Records for the exercise:

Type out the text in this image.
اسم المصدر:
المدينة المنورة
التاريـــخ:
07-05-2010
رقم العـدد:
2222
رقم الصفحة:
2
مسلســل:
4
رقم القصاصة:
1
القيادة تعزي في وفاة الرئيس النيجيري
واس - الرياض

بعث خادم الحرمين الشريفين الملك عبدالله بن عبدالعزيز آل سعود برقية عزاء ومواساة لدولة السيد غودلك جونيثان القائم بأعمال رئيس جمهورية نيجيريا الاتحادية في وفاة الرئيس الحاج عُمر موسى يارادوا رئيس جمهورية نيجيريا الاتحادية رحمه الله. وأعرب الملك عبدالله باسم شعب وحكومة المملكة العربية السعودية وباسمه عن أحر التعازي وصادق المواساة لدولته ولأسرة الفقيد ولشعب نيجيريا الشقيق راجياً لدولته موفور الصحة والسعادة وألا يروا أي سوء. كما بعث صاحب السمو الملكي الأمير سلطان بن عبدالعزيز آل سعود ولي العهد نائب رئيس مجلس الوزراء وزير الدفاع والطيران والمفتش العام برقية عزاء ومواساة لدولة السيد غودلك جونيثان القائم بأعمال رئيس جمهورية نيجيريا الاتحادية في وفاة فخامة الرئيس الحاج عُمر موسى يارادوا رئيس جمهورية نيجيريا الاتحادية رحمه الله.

Aim: Exactly reproduce every line of the data above.

Correct answer:
Type out the text in this image.
اسم المصدر:
المدينة المنورة
التاريـــخ:
07-05-2010
رقم العـدد:
2222
رقم الصفحة:
2
مسلســل:
4
رقم القصاصة:
1
القيادة تعزي في وفاة الرئيس النيجيري
واس - الرياض

بعث خادم الحرمين الشريفين الملك عبدالله بن عبدالعزيز آل سعود برقية عزاء ومواساة لدولة السيد غودلك جونيثان القائم بأعمال رئيس جمهورية نيجيريا الاتحادية في وفاة الرئيس الحاج عُمر موسى يارادوا رئيس جمهورية نيجيريا الاتحادية رحمه الله. وأعرب الملك عبدالله باسم شعب وحكومة المملكة العربية السعودية وباسمه عن أحر التعازي وصادق المواساة لدولته ولأسرة الفقيد ولشعب نيجيريا الشقيق راجياً لدولته موفور الصحة والسعادة وألا يروا أي سوء. كما بعث صاحب السمو الملكي الأمير سلطان بن عبدالعزيز آل سعود ولي العهد نائب رئيس مجلس الوزراء وزير الدفاع والطيران والمفتش العام برقية عزاء ومواساة لدولة السيد غودلك جونيثان القائم بأعمال رئيس جمهورية نيجيريا الاتحادية في وفاة فخامة الرئيس الحاج عُمر موسى يارادوا رئيس جمهورية نيجيريا الاتحادية رحمه الله.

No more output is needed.